## WHAT THE TASK ASKS
Print the entries verbatim, leaving out the images they contain.

## RECORDS SHOWN
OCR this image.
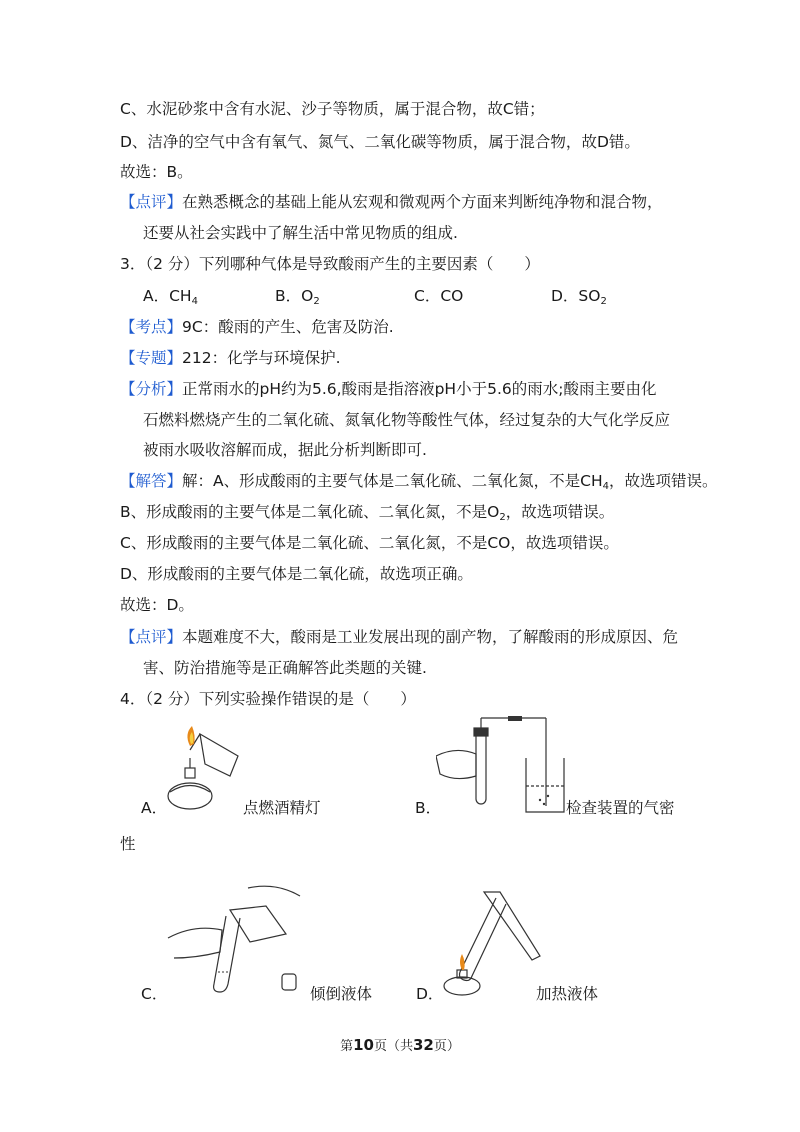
C、水泥砂浆中含有水泥、沙子等物质，属于混合物，故C错；
D、洁净的空气中含有氧气、氮气、二氧化碳等物质，属于混合物，故D错。
故选：B。
【点评】在熟悉概念的基础上能从宏观和微观两个方面来判断纯净物和混合物，
还要从社会实践中了解生活中常见物质的组成.
3．（2 分）下列哪种气体是导致酸雨产生的主要因素（　　）
A．$CH_4$	B．$O_2$	C．CO	D．$SO_2$
【考点】9C：酸雨的产生、危害及防治.
【专题】212：化学与环境保护.
【分析】正常雨水的pH约为5.6,酸雨是指溶液pH小于5.6的雨水;酸雨主要由化
石燃料燃烧产生的二氧化硫、氮氧化物等酸性气体，经过复杂的大气化学反应
被雨水吸收溶解而成，据此分析判断即可.
【解答】解：A、形成酸雨的主要气体是二氧化硫、二氧化氮，不是$CH_4$，故选项错误。
B、形成酸雨的主要气体是二氧化硫、二氧化氮，不是$O_2$，故选项错误。
C、形成酸雨的主要气体是二氧化硫、二氧化氮，不是CO，故选项错误。
D、形成酸雨的主要气体是二氧化硫，故选项正确。
故选：D。
【点评】本题难度不大，酸雨是工业发展出现的副产物，了解酸雨的形成原因、危
害、防治措施等是正确解答此类题的关键.
4．（2 分）下列实验操作错误的是（　　）
A．	点燃酒精灯	B．	检查装置的气密
性
C．	倾倒液体	D．	加热液体
第10页（共32页）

## EXPECTED OUTPUT
OCR this image.
C、水泥砂浆中含有水泥、沙子等物质，属于混合物，故C错；
D、洁净的空气中含有氧气、氮气、二氧化碳等物质，属于混合物，故D错。
故选：B。
【点评】在熟悉概念的基础上能从宏观和微观两个方面来判断纯净物和混合物，
还要从社会实践中了解生活中常见物质的组成.
3．（2 分）下列哪种气体是导致酸雨产生的主要因素（　　）
A．$CH_4$	B．$O_2$	C．CO	D．$SO_2$
【考点】9C：酸雨的产生、危害及防治.
【专题】212：化学与环境保护.
【分析】正常雨水的pH约为5.6,酸雨是指溶液pH小于5.6的雨水;酸雨主要由化
石燃料燃烧产生的二氧化硫、氮氧化物等酸性气体，经过复杂的大气化学反应
被雨水吸收溶解而成，据此分析判断即可.
【解答】解：A、形成酸雨的主要气体是二氧化硫、二氧化氮，不是$CH_4$，故选项错误。
B、形成酸雨的主要气体是二氧化硫、二氧化氮，不是$O_2$，故选项错误。
C、形成酸雨的主要气体是二氧化硫、二氧化氮，不是CO，故选项错误。
D、形成酸雨的主要气体是二氧化硫，故选项正确。
故选：D。
【点评】本题难度不大，酸雨是工业发展出现的副产物，了解酸雨的形成原因、危
害、防治措施等是正确解答此类题的关键.
4．（2 分）下列实验操作错误的是（　　）
A．	点燃酒精灯	B．	检查装置的气密
性
C．	倾倒液体	D．	加热液体
第10页（共32页）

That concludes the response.